(Saved entries)
--- begin ---

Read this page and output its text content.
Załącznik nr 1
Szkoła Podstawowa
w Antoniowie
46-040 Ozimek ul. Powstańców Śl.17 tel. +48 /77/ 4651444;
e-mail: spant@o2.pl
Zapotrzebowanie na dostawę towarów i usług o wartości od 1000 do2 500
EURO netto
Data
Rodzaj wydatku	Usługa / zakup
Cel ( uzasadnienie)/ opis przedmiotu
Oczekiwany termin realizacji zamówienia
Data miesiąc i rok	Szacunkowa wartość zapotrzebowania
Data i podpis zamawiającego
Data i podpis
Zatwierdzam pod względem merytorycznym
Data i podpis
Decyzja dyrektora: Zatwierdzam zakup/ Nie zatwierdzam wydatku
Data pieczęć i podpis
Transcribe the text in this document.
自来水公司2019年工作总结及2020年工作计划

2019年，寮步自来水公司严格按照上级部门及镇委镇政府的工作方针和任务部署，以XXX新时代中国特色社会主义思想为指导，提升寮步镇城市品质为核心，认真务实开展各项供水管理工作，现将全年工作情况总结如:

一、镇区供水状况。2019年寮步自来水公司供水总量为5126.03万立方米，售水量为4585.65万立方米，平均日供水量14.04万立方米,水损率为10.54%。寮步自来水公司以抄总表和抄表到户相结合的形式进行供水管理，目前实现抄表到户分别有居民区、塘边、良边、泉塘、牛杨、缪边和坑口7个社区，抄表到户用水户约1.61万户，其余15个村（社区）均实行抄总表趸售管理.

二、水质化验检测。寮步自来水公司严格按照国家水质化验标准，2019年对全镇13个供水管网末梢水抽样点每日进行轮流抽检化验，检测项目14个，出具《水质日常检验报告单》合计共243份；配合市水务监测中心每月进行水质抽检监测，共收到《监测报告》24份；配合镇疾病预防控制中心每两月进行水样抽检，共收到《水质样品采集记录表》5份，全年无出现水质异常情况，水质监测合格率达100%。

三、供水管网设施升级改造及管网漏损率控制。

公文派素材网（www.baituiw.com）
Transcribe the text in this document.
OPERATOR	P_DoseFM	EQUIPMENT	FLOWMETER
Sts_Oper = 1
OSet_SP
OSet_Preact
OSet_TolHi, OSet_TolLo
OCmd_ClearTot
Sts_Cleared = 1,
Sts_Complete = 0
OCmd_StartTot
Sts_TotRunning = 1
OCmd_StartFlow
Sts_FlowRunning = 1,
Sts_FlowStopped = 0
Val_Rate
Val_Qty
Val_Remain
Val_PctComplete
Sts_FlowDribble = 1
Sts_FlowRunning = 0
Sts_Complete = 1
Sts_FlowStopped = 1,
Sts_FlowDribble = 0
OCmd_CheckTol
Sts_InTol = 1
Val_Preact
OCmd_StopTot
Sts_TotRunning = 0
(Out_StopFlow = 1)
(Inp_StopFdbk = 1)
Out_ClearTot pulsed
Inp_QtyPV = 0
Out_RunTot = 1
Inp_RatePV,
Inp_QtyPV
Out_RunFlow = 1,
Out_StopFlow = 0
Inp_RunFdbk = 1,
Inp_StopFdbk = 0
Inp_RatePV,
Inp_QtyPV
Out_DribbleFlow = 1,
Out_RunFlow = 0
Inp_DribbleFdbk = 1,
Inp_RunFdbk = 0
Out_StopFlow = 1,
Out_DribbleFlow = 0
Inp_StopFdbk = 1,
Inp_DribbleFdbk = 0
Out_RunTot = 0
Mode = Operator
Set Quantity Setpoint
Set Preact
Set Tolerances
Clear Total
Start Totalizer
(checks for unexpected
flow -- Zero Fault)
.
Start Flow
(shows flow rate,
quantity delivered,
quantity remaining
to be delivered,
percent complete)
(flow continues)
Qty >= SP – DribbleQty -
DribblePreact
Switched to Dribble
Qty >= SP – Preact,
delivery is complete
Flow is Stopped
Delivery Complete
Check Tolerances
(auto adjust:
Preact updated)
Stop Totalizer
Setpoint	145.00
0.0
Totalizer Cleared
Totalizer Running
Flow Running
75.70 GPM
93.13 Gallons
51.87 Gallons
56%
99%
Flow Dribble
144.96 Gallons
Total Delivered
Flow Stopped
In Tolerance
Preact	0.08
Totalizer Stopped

--- end ---

_REQUIREMENT:_ Without leaving anything out, quote all the data.

_THE ANSWER:_
Read this page and output its text content.
Załącznik nr 1
Szkoła Podstawowa
w Antoniowie
46-040 Ozimek ul. Powstańców Śl.17 tel. +48 /77/ 4651444;
e-mail: spant@o2.pl
Zapotrzebowanie na dostawę towarów i usług o wartości od 1000 do2 500
EURO netto
Data
Rodzaj wydatku	Usługa / zakup
Cel ( uzasadnienie)/ opis przedmiotu
Oczekiwany termin realizacji zamówienia
Data miesiąc i rok	Szacunkowa wartość zapotrzebowania
Data i podpis zamawiającego
Data i podpis
Zatwierdzam pod względem merytorycznym
Data i podpis
Decyzja dyrektora: Zatwierdzam zakup/ Nie zatwierdzam wydatku
Data pieczęć i podpis
Transcribe the text in this document.
自来水公司2019年工作总结及2020年工作计划

2019年，寮步自来水公司严格按照上级部门及镇委镇政府的工作方针和任务部署，以XXX新时代中国特色社会主义思想为指导，提升寮步镇城市品质为核心，认真务实开展各项供水管理工作，现将全年工作情况总结如:

一、镇区供水状况。2019年寮步自来水公司供水总量为5126.03万立方米，售水量为4585.65万立方米，平均日供水量14.04万立方米,水损率为10.54%。寮步自来水公司以抄总表和抄表到户相结合的形式进行供水管理，目前实现抄表到户分别有居民区、塘边、良边、泉塘、牛杨、缪边和坑口7个社区，抄表到户用水户约1.61万户，其余15个村（社区）均实行抄总表趸售管理.

二、水质化验检测。寮步自来水公司严格按照国家水质化验标准，2019年对全镇13个供水管网末梢水抽样点每日进行轮流抽检化验，检测项目14个，出具《水质日常检验报告单》合计共243份；配合市水务监测中心每月进行水质抽检监测，共收到《监测报告》24份；配合镇疾病预防控制中心每两月进行水样抽检，共收到《水质样品采集记录表》5份，全年无出现水质异常情况，水质监测合格率达100%。

三、供水管网设施升级改造及管网漏损率控制。

公文派素材网（www.baituiw.com）
Transcribe the text in this document.
OPERATOR	P_DoseFM	EQUIPMENT	FLOWMETER
Sts_Oper = 1
OSet_SP
OSet_Preact
OSet_TolHi, OSet_TolLo
OCmd_ClearTot
Sts_Cleared = 1,
Sts_Complete = 0
OCmd_StartTot
Sts_TotRunning = 1
OCmd_StartFlow
Sts_FlowRunning = 1,
Sts_FlowStopped = 0
Val_Rate
Val_Qty
Val_Remain
Val_PctComplete
Sts_FlowDribble = 1
Sts_FlowRunning = 0
Sts_Complete = 1
Sts_FlowStopped = 1,
Sts_FlowDribble = 0
OCmd_CheckTol
Sts_InTol = 1
Val_Preact
OCmd_StopTot
Sts_TotRunning = 0
(Out_StopFlow = 1)
(Inp_StopFdbk = 1)
Out_ClearTot pulsed
Inp_QtyPV = 0
Out_RunTot = 1
Inp_RatePV,
Inp_QtyPV
Out_RunFlow = 1,
Out_StopFlow = 0
Inp_RunFdbk = 1,
Inp_StopFdbk = 0
Inp_RatePV,
Inp_QtyPV
Out_DribbleFlow = 1,
Out_RunFlow = 0
Inp_DribbleFdbk = 1,
Inp_RunFdbk = 0
Out_StopFlow = 1,
Out_DribbleFlow = 0
Inp_StopFdbk = 1,
Inp_DribbleFdbk = 0
Out_RunTot = 0
Mode = Operator
Set Quantity Setpoint
Set Preact
Set Tolerances
Clear Total
Start Totalizer
(checks for unexpected
flow -- Zero Fault)
.
Start Flow
(shows flow rate,
quantity delivered,
quantity remaining
to be delivered,
percent complete)
(flow continues)
Qty >= SP – DribbleQty -
DribblePreact
Switched to Dribble
Qty >= SP – Preact,
delivery is complete
Flow is Stopped
Delivery Complete
Check Tolerances
(auto adjust:
Preact updated)
Stop Totalizer
Setpoint	145.00
0.0
Totalizer Cleared
Totalizer Running
Flow Running
75.70 GPM
93.13 Gallons
51.87 Gallons
56%
99%
Flow Dribble
144.96 Gallons
Total Delivered
Flow Stopped
In Tolerance
Preact	0.08
Totalizer Stopped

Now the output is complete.